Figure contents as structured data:
— Begin —

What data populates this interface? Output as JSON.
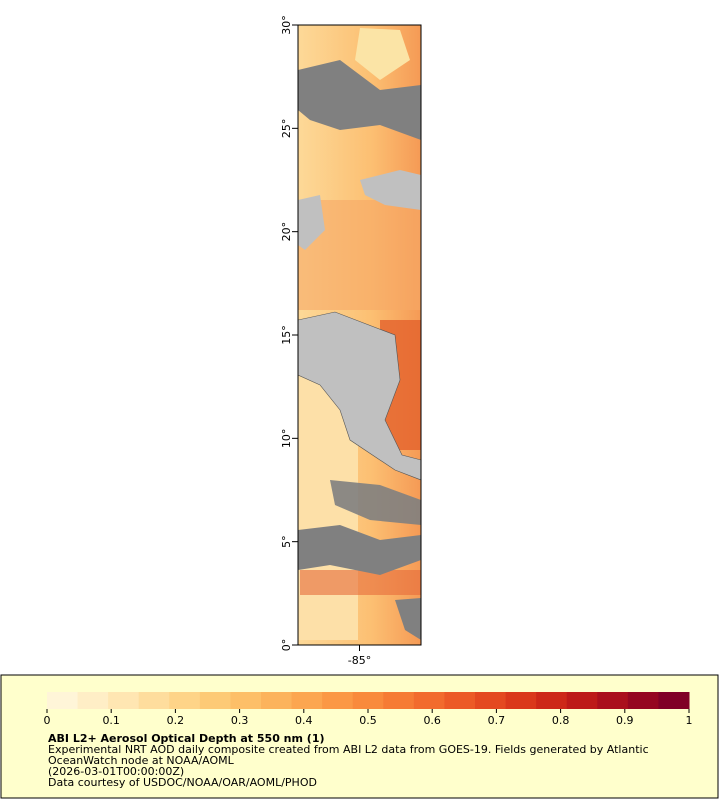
{
  "map_data": {
    "lat_ticks": [
      {
        "value": 0,
        "label": "0°"
      },
      {
        "value": 5,
        "label": "5°"
      },
      {
        "value": 10,
        "label": "10°"
      },
      {
        "value": 15,
        "label": "15°"
      },
      {
        "value": 20,
        "label": "20°"
      },
      {
        "value": 25,
        "label": "25°"
      },
      {
        "value": 30,
        "label": "30°"
      }
    ],
    "lat_range": [
      0,
      30
    ],
    "lon_range": [
      -88,
      -82
    ],
    "lon_ticks": [
      {
        "value": -85,
        "label": "-85°"
      }
    ]
  },
  "legend": {
    "title": "ABI L2+ Aerosol Optical Depth at 550 nm (1)",
    "description": [
      "Experimental NRT AOD daily composite created from ABI L2 data from GOES-19. Fields generated by Atlantic",
      "OceanWatch node at NOAA/AOML",
      "(2026-03-01T00:00:00Z)",
      "Data courtesy of USDOC/NOAA/OAR/AOML/PHOD"
    ],
    "range": [
      0,
      1
    ],
    "ticks": [
      0,
      0.1,
      0.2,
      0.3,
      0.4,
      0.5,
      0.6,
      0.7,
      0.8,
      0.9,
      1
    ],
    "colors": [
      "#fff5d8",
      "#ffeec6",
      "#ffe6b2",
      "#fedd9d",
      "#fed488",
      "#fdca76",
      "#fdbf68",
      "#fcb35c",
      "#fca650",
      "#fb9845",
      "#f98a3c",
      "#f67b34",
      "#f26b2d",
      "#ec5a26",
      "#e44920",
      "#da381b",
      "#cd2818",
      "#bd1a18",
      "#aa0f1c",
      "#950620",
      "#800026"
    ]
  }
}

— End —

Say how many lines above contain the string "label". Answer with the number only.

> PROBLEM SOLUTION:
8